— START Entries supplied —
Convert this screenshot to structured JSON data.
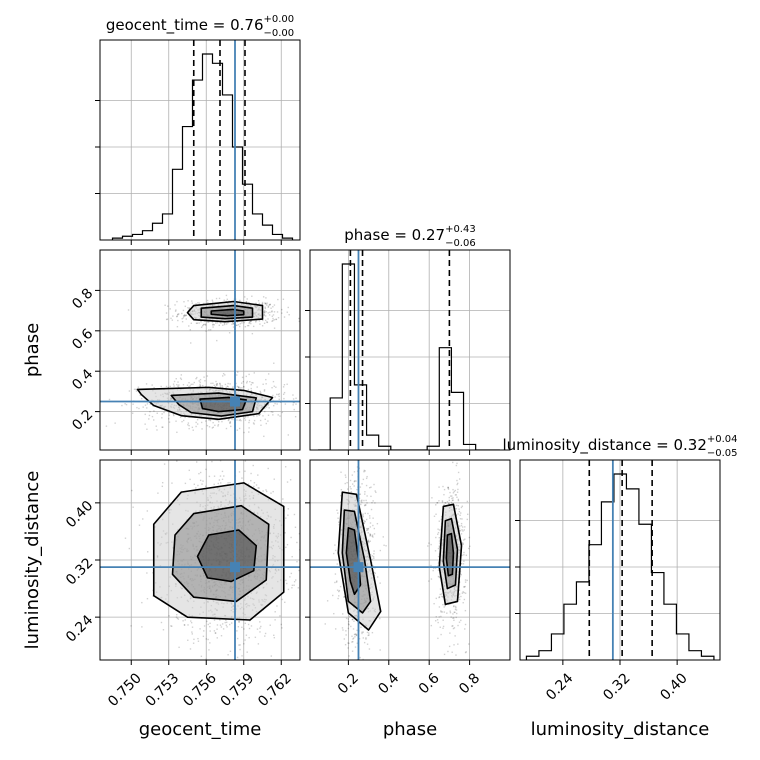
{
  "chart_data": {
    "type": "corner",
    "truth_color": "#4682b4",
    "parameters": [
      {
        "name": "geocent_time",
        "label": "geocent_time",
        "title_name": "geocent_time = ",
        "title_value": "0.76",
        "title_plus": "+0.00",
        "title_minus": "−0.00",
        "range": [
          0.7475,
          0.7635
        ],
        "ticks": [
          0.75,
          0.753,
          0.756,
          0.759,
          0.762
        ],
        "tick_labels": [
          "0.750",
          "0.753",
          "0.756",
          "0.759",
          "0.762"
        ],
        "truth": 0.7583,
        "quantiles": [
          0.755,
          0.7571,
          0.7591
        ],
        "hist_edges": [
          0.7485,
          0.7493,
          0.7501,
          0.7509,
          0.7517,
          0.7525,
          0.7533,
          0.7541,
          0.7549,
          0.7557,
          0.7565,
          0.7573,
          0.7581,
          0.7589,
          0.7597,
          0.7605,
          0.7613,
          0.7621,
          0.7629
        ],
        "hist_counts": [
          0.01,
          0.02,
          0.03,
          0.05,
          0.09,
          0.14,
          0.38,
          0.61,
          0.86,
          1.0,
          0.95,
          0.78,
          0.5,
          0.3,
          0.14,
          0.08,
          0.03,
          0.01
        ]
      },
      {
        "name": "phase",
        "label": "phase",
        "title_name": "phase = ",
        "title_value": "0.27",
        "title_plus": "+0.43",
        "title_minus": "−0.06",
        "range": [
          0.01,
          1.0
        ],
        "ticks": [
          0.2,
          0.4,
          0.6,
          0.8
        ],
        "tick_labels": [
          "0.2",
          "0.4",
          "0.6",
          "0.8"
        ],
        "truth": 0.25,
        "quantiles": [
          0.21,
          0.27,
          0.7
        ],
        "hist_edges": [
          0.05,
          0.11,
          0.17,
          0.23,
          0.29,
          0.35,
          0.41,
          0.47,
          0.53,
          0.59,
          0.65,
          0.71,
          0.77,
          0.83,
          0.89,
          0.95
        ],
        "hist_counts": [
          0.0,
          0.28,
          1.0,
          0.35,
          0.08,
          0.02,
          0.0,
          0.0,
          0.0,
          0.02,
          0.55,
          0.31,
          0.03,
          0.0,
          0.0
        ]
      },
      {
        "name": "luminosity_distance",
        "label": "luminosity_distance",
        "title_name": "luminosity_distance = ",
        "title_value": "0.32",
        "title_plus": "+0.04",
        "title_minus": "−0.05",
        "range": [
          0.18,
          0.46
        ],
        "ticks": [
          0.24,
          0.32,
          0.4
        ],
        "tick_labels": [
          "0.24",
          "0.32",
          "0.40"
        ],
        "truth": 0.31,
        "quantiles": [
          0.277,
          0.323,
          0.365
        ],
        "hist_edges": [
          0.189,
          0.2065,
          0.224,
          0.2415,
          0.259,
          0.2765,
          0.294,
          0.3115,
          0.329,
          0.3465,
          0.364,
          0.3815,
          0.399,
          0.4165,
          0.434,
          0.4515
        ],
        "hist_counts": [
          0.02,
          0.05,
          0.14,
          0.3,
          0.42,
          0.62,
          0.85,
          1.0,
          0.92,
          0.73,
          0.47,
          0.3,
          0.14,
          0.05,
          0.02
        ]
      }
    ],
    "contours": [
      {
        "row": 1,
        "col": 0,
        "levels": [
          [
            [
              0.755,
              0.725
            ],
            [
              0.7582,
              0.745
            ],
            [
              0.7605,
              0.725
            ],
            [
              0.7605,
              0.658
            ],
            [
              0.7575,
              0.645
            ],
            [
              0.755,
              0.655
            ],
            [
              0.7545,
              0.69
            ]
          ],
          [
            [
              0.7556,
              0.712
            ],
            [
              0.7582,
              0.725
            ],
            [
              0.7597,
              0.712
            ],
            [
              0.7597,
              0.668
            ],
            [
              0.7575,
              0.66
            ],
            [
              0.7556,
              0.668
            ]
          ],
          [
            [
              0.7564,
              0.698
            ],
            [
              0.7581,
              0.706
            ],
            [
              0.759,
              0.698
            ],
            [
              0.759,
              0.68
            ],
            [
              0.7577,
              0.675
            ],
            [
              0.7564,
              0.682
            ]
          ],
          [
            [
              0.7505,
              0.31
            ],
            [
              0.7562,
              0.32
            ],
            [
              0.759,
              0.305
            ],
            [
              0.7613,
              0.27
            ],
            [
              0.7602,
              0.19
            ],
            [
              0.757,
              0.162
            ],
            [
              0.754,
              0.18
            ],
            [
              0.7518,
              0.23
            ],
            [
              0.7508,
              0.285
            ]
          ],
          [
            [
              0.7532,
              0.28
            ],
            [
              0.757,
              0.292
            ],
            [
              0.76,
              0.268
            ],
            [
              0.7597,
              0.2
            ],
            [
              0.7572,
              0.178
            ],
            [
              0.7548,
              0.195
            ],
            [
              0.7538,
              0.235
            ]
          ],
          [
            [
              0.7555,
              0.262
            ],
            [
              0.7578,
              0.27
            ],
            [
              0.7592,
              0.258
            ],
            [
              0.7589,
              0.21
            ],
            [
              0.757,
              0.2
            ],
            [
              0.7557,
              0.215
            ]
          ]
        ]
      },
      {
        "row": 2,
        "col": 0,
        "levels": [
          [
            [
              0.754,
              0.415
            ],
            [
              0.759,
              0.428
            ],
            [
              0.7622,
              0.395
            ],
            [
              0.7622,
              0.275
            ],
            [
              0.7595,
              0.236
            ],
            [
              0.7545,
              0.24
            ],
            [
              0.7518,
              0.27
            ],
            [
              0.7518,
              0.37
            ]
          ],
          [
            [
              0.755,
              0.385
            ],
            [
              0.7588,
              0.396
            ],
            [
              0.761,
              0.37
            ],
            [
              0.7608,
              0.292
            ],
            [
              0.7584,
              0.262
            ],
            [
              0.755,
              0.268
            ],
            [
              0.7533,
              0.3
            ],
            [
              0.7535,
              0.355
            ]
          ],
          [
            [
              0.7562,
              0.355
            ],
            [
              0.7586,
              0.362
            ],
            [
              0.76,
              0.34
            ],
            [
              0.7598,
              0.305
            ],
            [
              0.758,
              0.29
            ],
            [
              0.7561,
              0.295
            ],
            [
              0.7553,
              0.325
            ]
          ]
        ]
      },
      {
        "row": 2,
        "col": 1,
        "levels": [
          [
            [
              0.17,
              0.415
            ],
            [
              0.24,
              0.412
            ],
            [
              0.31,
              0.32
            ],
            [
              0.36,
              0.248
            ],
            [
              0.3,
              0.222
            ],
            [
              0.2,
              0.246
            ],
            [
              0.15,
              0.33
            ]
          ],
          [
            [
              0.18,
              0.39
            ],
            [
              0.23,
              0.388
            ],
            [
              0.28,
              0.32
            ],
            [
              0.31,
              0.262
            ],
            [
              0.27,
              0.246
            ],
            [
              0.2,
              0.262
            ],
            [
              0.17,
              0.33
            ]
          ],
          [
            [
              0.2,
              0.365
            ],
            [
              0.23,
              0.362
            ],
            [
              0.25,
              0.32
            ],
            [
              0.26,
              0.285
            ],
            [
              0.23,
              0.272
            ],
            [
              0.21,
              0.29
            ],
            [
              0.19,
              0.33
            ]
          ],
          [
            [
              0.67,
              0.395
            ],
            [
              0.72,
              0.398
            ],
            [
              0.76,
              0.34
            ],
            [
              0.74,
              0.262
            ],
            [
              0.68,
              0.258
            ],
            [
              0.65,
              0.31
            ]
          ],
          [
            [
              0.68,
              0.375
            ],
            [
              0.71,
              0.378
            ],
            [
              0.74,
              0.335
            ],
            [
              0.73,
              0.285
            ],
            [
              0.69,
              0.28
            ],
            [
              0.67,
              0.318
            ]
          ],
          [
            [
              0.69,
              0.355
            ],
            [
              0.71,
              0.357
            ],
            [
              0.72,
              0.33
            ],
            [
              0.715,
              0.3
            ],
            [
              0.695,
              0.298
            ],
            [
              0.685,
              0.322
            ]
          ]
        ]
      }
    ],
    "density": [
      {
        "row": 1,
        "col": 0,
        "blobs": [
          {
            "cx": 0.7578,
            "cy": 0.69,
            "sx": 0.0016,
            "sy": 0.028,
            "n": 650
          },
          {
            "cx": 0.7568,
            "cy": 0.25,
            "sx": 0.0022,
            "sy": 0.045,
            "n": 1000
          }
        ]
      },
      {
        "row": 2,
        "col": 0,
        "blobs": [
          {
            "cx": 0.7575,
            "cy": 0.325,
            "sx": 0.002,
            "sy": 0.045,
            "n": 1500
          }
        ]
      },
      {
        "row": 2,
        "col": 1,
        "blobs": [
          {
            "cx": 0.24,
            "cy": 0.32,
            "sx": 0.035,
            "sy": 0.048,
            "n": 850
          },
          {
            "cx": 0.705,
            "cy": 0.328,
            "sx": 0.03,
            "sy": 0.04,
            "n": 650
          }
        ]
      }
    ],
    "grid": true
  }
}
— END Entries supplied —
— START Entries supplied —
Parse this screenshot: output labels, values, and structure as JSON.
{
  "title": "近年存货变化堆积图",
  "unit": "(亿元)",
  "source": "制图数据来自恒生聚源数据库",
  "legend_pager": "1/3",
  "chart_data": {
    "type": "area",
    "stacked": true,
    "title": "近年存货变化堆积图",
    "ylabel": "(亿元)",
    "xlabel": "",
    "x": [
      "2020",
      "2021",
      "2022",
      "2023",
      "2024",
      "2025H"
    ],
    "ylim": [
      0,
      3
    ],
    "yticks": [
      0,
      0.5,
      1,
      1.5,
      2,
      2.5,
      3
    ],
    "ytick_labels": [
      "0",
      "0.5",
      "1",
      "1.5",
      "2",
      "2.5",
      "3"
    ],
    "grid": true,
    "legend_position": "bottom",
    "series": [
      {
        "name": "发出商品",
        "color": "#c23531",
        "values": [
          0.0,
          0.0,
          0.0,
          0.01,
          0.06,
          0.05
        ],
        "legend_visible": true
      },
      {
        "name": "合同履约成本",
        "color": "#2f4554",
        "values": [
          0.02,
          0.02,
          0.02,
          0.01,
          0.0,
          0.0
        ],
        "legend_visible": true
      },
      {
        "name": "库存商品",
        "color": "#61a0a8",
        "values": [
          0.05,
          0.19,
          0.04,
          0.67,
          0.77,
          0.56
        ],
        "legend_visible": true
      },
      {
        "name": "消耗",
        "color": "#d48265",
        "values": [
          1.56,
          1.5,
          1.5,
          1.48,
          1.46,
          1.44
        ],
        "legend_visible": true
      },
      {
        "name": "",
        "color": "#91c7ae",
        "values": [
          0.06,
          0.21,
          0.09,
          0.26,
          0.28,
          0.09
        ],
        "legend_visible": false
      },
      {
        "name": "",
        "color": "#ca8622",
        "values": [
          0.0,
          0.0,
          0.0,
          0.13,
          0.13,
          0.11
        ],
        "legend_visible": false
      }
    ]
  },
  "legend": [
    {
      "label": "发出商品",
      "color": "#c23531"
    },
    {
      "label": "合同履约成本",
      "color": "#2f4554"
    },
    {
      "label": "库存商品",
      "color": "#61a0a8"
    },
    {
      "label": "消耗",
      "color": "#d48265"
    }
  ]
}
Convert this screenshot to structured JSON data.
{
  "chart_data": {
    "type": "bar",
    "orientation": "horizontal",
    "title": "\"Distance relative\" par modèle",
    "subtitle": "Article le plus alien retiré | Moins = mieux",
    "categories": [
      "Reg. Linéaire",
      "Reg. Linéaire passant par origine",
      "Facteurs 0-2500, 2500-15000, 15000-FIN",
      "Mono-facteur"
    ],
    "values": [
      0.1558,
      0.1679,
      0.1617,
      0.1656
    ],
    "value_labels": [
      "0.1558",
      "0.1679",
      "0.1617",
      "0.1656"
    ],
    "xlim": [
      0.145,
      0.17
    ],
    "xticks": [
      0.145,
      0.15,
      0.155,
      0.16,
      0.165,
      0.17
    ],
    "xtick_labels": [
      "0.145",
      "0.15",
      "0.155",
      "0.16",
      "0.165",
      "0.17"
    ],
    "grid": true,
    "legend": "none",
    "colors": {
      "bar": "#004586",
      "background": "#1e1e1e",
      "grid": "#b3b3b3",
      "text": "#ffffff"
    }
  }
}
— END Entries supplied —
• [Aim of the task]
Make a copy of each line that contains the string "phase".

• [Solution for this problem]
        "name": "phase",
        "label": "phase",
        "title_name": "phase = ",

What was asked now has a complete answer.